**INPUT RECORDS**.
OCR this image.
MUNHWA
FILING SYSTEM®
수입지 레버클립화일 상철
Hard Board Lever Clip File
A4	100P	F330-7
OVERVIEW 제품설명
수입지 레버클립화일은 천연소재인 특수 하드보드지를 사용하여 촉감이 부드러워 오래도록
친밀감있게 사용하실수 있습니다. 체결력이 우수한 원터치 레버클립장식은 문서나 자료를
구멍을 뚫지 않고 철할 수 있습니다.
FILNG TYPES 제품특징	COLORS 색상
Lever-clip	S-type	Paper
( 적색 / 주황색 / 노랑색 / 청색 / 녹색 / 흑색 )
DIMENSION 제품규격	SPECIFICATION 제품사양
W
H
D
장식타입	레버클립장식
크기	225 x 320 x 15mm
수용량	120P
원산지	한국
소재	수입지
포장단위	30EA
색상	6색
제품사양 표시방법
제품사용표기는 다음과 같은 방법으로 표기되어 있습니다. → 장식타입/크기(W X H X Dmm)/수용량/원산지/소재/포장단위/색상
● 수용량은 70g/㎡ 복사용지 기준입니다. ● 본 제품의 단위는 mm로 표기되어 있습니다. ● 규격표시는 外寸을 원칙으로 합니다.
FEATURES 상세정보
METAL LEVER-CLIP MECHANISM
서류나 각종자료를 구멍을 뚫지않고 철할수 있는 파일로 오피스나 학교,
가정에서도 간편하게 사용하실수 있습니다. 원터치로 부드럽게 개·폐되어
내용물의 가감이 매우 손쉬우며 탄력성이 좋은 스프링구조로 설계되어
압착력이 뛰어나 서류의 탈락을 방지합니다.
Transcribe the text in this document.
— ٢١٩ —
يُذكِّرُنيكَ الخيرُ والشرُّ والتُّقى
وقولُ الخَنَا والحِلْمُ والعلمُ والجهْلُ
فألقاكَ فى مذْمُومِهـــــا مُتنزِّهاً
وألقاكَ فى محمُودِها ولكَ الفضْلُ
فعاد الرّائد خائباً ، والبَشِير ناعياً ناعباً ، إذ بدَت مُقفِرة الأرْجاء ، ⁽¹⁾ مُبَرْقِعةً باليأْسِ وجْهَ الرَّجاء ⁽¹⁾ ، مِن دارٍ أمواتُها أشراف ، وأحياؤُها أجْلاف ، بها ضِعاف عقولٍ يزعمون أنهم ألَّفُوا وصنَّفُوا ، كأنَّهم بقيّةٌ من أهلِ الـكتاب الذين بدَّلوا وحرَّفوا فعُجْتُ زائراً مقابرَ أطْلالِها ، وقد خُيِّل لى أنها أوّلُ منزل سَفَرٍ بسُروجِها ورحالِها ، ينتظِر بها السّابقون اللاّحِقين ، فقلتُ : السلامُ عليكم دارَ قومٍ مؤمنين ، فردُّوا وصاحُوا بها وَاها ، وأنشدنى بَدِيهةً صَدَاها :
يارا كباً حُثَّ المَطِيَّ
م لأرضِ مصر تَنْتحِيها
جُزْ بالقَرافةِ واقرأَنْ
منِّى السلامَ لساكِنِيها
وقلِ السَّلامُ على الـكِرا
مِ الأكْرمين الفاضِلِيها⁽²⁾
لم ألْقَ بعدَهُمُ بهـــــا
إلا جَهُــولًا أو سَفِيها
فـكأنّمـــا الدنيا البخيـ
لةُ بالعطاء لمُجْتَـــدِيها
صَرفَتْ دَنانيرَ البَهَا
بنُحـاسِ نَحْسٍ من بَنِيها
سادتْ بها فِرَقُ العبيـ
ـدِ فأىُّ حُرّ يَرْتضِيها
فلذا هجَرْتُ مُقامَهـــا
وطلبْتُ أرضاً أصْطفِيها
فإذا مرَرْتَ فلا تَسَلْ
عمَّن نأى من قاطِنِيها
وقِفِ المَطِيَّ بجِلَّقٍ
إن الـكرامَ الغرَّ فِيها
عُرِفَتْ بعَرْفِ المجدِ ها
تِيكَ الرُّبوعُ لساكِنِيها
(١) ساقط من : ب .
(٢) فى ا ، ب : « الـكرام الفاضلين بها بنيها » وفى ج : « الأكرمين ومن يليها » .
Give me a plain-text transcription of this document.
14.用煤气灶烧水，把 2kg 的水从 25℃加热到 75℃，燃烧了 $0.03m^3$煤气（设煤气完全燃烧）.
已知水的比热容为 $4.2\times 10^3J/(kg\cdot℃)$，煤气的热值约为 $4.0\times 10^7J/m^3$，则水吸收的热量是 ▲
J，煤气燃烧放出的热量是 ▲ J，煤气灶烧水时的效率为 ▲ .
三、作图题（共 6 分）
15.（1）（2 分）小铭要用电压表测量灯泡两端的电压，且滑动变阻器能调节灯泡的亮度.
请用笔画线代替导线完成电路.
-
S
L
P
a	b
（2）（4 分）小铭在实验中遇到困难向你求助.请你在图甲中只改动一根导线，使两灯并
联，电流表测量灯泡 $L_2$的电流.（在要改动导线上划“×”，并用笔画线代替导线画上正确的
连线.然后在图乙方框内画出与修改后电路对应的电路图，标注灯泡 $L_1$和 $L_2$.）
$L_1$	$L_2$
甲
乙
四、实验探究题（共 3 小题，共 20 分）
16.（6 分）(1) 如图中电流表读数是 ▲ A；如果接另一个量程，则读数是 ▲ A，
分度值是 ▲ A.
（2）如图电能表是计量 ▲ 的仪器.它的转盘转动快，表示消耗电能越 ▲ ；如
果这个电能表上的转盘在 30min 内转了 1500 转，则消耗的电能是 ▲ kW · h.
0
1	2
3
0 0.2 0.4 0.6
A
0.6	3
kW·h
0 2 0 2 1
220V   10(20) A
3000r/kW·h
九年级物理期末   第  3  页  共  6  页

**WRITTEN PROBLEM**.
Extract each entry in full and write it down exactly.

**EXERCISE SOLUTION**.
OCR this image.
MUNHWA
FILING SYSTEM®
수입지 레버클립화일 상철
Hard Board Lever Clip File
A4	100P	F330-7
OVERVIEW 제품설명
수입지 레버클립화일은 천연소재인 특수 하드보드지를 사용하여 촉감이 부드러워 오래도록
친밀감있게 사용하실수 있습니다. 체결력이 우수한 원터치 레버클립장식은 문서나 자료를
구멍을 뚫지 않고 철할 수 있습니다.
FILNG TYPES 제품특징	COLORS 색상
Lever-clip	S-type	Paper
( 적색 / 주황색 / 노랑색 / 청색 / 녹색 / 흑색 )
DIMENSION 제품규격	SPECIFICATION 제품사양
W
H
D
장식타입	레버클립장식
크기	225 x 320 x 15mm
수용량	120P
원산지	한국
소재	수입지
포장단위	30EA
색상	6색
제품사양 표시방법
제품사용표기는 다음과 같은 방법으로 표기되어 있습니다. → 장식타입/크기(W X H X Dmm)/수용량/원산지/소재/포장단위/색상
● 수용량은 70g/㎡ 복사용지 기준입니다. ● 본 제품의 단위는 mm로 표기되어 있습니다. ● 규격표시는 外寸을 원칙으로 합니다.
FEATURES 상세정보
METAL LEVER-CLIP MECHANISM
서류나 각종자료를 구멍을 뚫지않고 철할수 있는 파일로 오피스나 학교,
가정에서도 간편하게 사용하실수 있습니다. 원터치로 부드럽게 개·폐되어
내용물의 가감이 매우 손쉬우며 탄력성이 좋은 스프링구조로 설계되어
압착력이 뛰어나 서류의 탈락을 방지합니다.
Transcribe the text in this document.
— ٢١٩ —
يُذكِّرُنيكَ الخيرُ والشرُّ والتُّقى
وقولُ الخَنَا والحِلْمُ والعلمُ والجهْلُ
فألقاكَ فى مذْمُومِهـــــا مُتنزِّهاً
وألقاكَ فى محمُودِها ولكَ الفضْلُ
فعاد الرّائد خائباً ، والبَشِير ناعياً ناعباً ، إذ بدَت مُقفِرة الأرْجاء ، ⁽¹⁾ مُبَرْقِعةً باليأْسِ وجْهَ الرَّجاء ⁽¹⁾ ، مِن دارٍ أمواتُها أشراف ، وأحياؤُها أجْلاف ، بها ضِعاف عقولٍ يزعمون أنهم ألَّفُوا وصنَّفُوا ، كأنَّهم بقيّةٌ من أهلِ الـكتاب الذين بدَّلوا وحرَّفوا فعُجْتُ زائراً مقابرَ أطْلالِها ، وقد خُيِّل لى أنها أوّلُ منزل سَفَرٍ بسُروجِها ورحالِها ، ينتظِر بها السّابقون اللاّحِقين ، فقلتُ : السلامُ عليكم دارَ قومٍ مؤمنين ، فردُّوا وصاحُوا بها وَاها ، وأنشدنى بَدِيهةً صَدَاها :
يارا كباً حُثَّ المَطِيَّ
م لأرضِ مصر تَنْتحِيها
جُزْ بالقَرافةِ واقرأَنْ
منِّى السلامَ لساكِنِيها
وقلِ السَّلامُ على الـكِرا
مِ الأكْرمين الفاضِلِيها⁽²⁾
لم ألْقَ بعدَهُمُ بهـــــا
إلا جَهُــولًا أو سَفِيها
فـكأنّمـــا الدنيا البخيـ
لةُ بالعطاء لمُجْتَـــدِيها
صَرفَتْ دَنانيرَ البَهَا
بنُحـاسِ نَحْسٍ من بَنِيها
سادتْ بها فِرَقُ العبيـ
ـدِ فأىُّ حُرّ يَرْتضِيها
فلذا هجَرْتُ مُقامَهـــا
وطلبْتُ أرضاً أصْطفِيها
فإذا مرَرْتَ فلا تَسَلْ
عمَّن نأى من قاطِنِيها
وقِفِ المَطِيَّ بجِلَّقٍ
إن الـكرامَ الغرَّ فِيها
عُرِفَتْ بعَرْفِ المجدِ ها
تِيكَ الرُّبوعُ لساكِنِيها
(١) ساقط من : ب .
(٢) فى ا ، ب : « الـكرام الفاضلين بها بنيها » وفى ج : « الأكرمين ومن يليها » .
Give me a plain-text transcription of this document.
14.用煤气灶烧水，把 2kg 的水从 25℃加热到 75℃，燃烧了 $0.03m^3$煤气（设煤气完全燃烧）.
已知水的比热容为 $4.2\times 10^3J/(kg\cdot℃)$，煤气的热值约为 $4.0\times 10^7J/m^3$，则水吸收的热量是 ▲
J，煤气燃烧放出的热量是 ▲ J，煤气灶烧水时的效率为 ▲ .
三、作图题（共 6 分）
15.（1）（2 分）小铭要用电压表测量灯泡两端的电压，且滑动变阻器能调节灯泡的亮度.
请用笔画线代替导线完成电路.
-
S
L
P
a	b
（2）（4 分）小铭在实验中遇到困难向你求助.请你在图甲中只改动一根导线，使两灯并
联，电流表测量灯泡 $L_2$的电流.（在要改动导线上划“×”，并用笔画线代替导线画上正确的
连线.然后在图乙方框内画出与修改后电路对应的电路图，标注灯泡 $L_1$和 $L_2$.）
$L_1$	$L_2$
甲
乙
四、实验探究题（共 3 小题，共 20 分）
16.（6 分）(1) 如图中电流表读数是 ▲ A；如果接另一个量程，则读数是 ▲ A，
分度值是 ▲ A.
（2）如图电能表是计量 ▲ 的仪器.它的转盘转动快，表示消耗电能越 ▲ ；如
果这个电能表上的转盘在 30min 内转了 1500 转，则消耗的电能是 ▲ kW · h.
0
1	2
3
0 0.2 0.4 0.6
A
0.6	3
kW·h
0 2 0 2 1
220V   10(20) A
3000r/kW·h
九年级物理期末   第  3  页  共  6  页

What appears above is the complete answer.